__GIVEN PROBLEM__
Go through the data and copy every line exactly, but not the images.

__DATA FOR THIS EXERCISE__
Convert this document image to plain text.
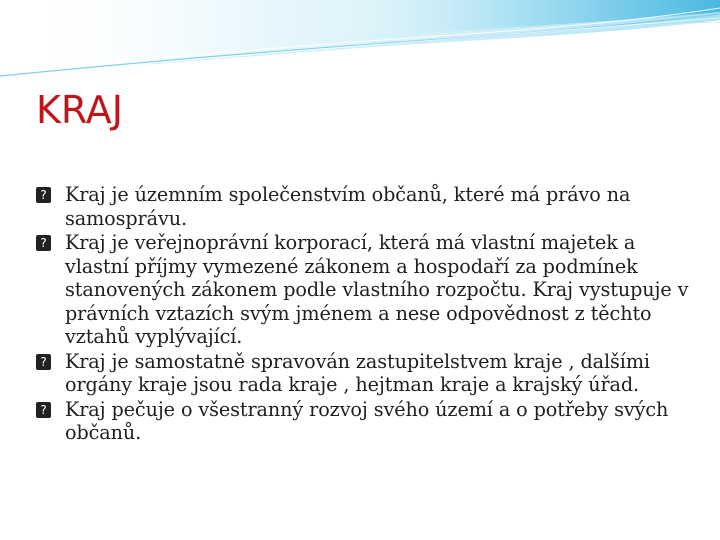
KRAJ
? Kraj je územním společenstvím občanů, které má právo na samosprávu.
? Kraj je veřejnoprávní korporací, která má vlastní majetek a vlastní příjmy vymezené zákonem a hospodaří za podmínek stanovených zákonem podle vlastního rozpočtu. Kraj vystupuje v právních vztazích svým jménem a nese odpovědnost z těchto vztahů vyplývající.
? Kraj je samostatně spravován zastupitelstvem kraje , dalšími orgány kraje jsou rada kraje , hejtman kraje a krajský úřad.
? Kraj pečuje o všestranný rozvoj svého území a o potřeby svých občanů.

__OUTPUT BELOW__
Convert this document image to plain text.
KRAJ
? Kraj je územním společenstvím občanů, které má právo na samosprávu.
? Kraj je veřejnoprávní korporací, která má vlastní majetek a vlastní příjmy vymezené zákonem a hospodaří za podmínek stanovených zákonem podle vlastního rozpočtu. Kraj vystupuje v právních vztazích svým jménem a nese odpovědnost z těchto vztahů vyplývající.
? Kraj je samostatně spravován zastupitelstvem kraje , dalšími orgány kraje jsou rada kraje , hejtman kraje a krajský úřad.
? Kraj pečuje o všestranný rozvoj svého území a o potřeby svých občanů.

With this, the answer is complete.